Records for the exercise
____________

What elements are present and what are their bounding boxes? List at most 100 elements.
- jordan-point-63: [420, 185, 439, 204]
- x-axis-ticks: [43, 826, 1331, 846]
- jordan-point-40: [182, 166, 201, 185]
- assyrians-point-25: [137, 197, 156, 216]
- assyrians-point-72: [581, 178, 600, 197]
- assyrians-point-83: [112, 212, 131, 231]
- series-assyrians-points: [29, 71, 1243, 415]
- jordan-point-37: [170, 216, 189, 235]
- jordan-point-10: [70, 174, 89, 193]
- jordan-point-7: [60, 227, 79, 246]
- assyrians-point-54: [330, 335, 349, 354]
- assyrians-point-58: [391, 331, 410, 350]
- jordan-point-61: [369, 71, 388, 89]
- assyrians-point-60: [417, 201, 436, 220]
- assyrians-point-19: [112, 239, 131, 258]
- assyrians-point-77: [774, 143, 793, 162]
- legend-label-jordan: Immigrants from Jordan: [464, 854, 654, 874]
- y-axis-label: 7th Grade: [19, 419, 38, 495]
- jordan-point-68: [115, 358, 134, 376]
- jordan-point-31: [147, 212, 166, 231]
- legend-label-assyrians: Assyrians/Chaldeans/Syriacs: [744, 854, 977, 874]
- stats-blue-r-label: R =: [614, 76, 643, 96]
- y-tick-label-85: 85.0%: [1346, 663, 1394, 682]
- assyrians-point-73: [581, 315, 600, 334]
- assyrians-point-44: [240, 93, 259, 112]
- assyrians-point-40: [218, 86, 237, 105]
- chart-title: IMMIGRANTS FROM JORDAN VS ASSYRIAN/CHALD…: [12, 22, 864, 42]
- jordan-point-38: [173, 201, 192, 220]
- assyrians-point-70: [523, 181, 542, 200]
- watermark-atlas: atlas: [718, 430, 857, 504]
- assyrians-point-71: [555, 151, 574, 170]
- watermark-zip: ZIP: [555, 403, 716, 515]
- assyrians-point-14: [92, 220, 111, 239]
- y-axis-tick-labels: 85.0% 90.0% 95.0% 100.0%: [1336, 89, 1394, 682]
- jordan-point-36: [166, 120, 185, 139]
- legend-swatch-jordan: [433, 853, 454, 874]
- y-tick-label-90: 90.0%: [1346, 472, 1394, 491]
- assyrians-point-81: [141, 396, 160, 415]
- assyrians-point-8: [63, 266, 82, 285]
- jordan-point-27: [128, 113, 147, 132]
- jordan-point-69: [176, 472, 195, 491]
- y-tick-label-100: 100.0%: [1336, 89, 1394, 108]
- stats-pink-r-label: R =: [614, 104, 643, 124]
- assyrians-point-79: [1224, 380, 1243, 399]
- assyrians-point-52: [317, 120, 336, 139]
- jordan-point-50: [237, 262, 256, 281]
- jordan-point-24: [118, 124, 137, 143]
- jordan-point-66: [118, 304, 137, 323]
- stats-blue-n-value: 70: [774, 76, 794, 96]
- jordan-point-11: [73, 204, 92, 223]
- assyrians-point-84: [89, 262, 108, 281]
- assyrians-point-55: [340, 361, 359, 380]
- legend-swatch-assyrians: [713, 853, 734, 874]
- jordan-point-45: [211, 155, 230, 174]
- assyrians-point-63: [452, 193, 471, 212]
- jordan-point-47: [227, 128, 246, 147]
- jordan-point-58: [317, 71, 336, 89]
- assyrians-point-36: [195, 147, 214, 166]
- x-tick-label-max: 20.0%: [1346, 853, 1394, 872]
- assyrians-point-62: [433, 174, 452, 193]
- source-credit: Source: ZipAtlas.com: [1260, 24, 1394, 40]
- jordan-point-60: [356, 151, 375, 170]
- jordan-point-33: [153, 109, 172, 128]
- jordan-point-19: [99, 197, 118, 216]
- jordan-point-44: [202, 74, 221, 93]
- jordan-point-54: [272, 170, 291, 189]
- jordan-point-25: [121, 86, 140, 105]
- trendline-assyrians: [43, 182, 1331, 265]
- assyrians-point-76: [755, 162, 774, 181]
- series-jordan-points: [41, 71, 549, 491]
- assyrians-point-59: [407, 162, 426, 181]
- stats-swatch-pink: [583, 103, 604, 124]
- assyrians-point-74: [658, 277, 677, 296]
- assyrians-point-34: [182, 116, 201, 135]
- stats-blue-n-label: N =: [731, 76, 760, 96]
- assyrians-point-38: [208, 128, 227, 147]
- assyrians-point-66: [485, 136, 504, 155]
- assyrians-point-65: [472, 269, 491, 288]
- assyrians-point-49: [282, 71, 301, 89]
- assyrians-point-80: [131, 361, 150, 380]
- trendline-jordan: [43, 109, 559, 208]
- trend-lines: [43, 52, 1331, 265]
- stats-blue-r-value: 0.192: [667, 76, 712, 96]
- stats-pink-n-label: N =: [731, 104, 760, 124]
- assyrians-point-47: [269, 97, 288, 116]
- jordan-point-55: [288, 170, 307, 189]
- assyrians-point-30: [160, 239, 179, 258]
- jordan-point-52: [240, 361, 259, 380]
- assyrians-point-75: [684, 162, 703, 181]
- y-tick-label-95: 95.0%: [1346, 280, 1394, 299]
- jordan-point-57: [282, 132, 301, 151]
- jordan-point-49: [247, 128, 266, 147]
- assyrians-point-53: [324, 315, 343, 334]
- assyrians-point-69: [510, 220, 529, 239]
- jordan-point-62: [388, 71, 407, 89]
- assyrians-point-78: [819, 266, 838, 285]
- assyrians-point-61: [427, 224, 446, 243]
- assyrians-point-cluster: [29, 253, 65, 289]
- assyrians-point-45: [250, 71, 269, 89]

____________

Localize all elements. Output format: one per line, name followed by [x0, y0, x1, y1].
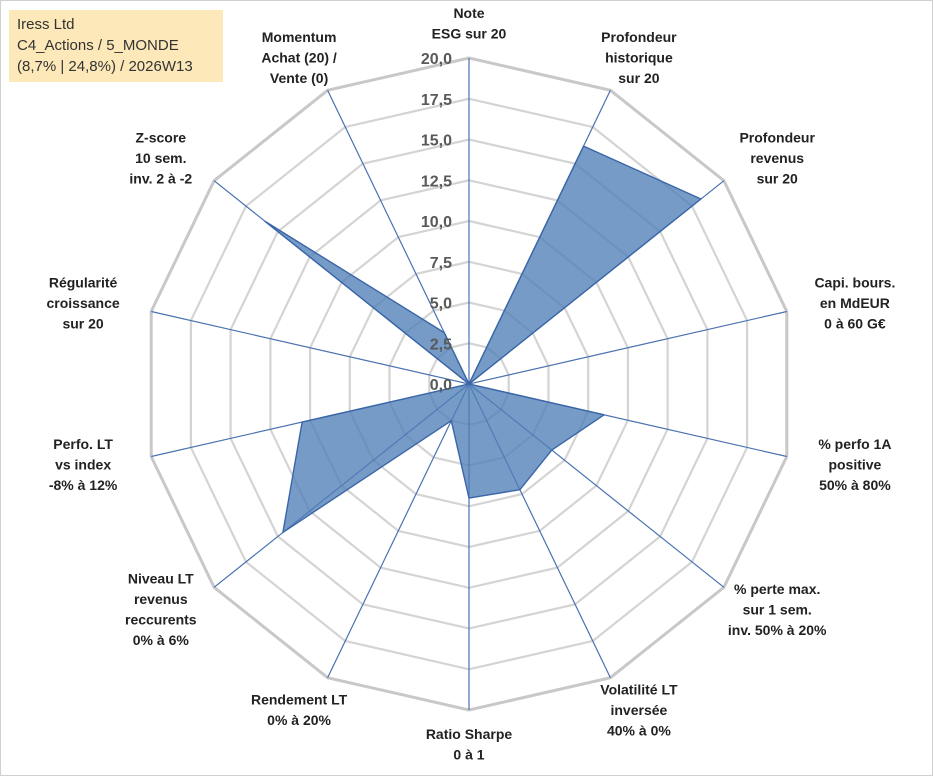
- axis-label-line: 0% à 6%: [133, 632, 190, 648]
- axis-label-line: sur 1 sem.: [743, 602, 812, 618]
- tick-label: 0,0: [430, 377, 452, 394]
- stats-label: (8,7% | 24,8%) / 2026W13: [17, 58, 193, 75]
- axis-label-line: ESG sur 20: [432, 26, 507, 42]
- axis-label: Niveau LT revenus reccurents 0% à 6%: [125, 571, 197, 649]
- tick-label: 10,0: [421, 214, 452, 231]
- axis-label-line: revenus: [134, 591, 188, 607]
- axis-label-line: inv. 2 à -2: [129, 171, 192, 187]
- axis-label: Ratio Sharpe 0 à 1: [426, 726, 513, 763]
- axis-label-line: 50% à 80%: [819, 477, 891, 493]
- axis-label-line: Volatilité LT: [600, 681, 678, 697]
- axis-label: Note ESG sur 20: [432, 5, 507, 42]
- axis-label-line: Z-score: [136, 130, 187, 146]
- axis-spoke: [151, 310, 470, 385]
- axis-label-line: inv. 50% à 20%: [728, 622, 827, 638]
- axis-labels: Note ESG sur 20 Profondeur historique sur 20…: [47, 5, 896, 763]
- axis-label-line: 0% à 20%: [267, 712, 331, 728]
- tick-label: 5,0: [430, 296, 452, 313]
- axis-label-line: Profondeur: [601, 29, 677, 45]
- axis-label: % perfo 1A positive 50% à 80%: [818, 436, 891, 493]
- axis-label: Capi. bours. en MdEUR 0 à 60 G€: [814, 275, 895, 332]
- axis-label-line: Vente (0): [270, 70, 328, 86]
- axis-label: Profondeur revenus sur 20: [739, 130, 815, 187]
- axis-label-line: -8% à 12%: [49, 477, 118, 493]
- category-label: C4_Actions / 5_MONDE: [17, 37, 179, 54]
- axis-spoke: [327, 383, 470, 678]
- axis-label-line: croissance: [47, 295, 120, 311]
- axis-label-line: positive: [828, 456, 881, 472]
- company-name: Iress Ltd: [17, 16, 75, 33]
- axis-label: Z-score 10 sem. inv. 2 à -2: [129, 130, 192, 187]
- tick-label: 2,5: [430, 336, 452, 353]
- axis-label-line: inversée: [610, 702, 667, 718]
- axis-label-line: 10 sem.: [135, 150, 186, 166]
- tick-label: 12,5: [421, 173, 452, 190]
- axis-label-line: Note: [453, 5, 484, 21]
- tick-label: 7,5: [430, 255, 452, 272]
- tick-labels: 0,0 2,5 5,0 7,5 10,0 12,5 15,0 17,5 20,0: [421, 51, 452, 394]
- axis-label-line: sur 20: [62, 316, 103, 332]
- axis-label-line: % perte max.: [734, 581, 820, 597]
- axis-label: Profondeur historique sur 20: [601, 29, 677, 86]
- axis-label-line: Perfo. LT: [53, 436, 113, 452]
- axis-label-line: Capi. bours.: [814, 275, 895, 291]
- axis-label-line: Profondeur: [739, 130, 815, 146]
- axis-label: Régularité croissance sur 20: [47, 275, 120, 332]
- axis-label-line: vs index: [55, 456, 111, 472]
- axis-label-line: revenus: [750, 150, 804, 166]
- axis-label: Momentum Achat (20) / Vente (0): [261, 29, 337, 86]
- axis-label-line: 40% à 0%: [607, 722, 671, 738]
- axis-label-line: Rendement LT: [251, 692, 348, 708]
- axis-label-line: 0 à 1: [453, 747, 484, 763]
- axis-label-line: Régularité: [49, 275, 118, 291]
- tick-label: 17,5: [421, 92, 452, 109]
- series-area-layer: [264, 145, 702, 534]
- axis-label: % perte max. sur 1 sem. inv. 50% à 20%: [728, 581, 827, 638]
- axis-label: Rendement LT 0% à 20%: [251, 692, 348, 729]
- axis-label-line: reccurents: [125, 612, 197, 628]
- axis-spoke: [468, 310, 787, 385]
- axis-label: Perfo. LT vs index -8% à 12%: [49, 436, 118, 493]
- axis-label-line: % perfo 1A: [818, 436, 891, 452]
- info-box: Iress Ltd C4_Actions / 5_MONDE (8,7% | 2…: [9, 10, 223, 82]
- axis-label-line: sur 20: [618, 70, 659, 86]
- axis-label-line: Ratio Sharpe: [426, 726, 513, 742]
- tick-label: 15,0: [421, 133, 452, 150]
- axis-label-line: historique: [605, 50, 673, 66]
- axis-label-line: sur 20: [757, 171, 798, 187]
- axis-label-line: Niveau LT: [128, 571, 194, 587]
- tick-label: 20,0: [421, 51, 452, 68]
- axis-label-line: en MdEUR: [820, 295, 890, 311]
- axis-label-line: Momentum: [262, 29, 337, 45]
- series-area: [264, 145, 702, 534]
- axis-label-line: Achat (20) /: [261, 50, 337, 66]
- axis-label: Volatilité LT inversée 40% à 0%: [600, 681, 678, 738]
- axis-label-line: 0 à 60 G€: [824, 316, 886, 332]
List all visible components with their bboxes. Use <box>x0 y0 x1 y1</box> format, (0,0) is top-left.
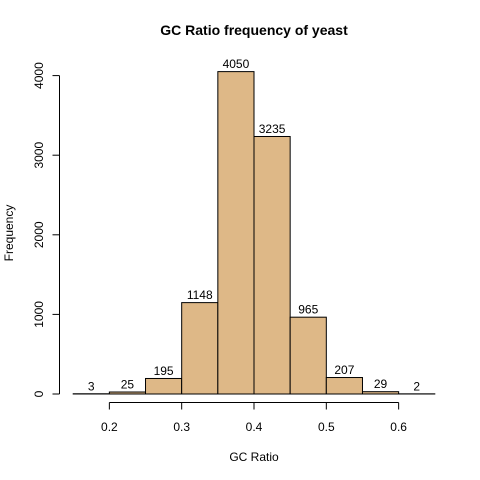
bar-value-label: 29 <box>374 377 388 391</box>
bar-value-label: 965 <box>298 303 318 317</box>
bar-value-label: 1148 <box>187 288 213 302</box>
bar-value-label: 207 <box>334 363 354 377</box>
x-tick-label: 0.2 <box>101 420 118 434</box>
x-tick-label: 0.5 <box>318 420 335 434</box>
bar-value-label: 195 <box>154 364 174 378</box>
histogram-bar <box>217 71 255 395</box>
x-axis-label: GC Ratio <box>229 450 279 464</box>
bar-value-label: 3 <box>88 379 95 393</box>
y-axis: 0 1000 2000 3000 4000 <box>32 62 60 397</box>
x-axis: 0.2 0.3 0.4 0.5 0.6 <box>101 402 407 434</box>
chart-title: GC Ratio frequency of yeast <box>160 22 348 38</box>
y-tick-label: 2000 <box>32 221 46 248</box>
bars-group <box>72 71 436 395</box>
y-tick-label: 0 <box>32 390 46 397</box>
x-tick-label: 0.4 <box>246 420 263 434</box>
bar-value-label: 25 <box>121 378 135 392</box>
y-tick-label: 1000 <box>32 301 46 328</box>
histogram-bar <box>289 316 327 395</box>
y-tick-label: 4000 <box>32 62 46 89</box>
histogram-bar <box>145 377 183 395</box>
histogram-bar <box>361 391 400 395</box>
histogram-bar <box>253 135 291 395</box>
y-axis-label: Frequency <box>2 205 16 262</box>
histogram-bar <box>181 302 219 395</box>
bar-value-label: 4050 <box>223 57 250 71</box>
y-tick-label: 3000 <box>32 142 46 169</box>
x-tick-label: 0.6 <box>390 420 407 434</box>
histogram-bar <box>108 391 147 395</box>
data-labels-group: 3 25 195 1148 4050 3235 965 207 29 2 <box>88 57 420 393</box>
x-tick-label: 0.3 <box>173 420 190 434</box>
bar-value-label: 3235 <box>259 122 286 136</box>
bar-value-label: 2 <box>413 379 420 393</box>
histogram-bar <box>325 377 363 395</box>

____________

Problem to work on
Reproduce the rows starting with the one containing "What elements are" and going on through the one containing "- assyrians-point-25: [137, 197, 156, 216]", substituting "coordinates" for "bounding boxes" and leaving everything else unchanged.

Answer to this problem
What elements are present and what are their coordinates? List at most 100 elements.
- jordan-point-63: [420, 185, 439, 204]
- x-axis-ticks: [43, 826, 1331, 846]
- jordan-point-40: [182, 166, 201, 185]
- assyrians-point-25: [137, 197, 156, 216]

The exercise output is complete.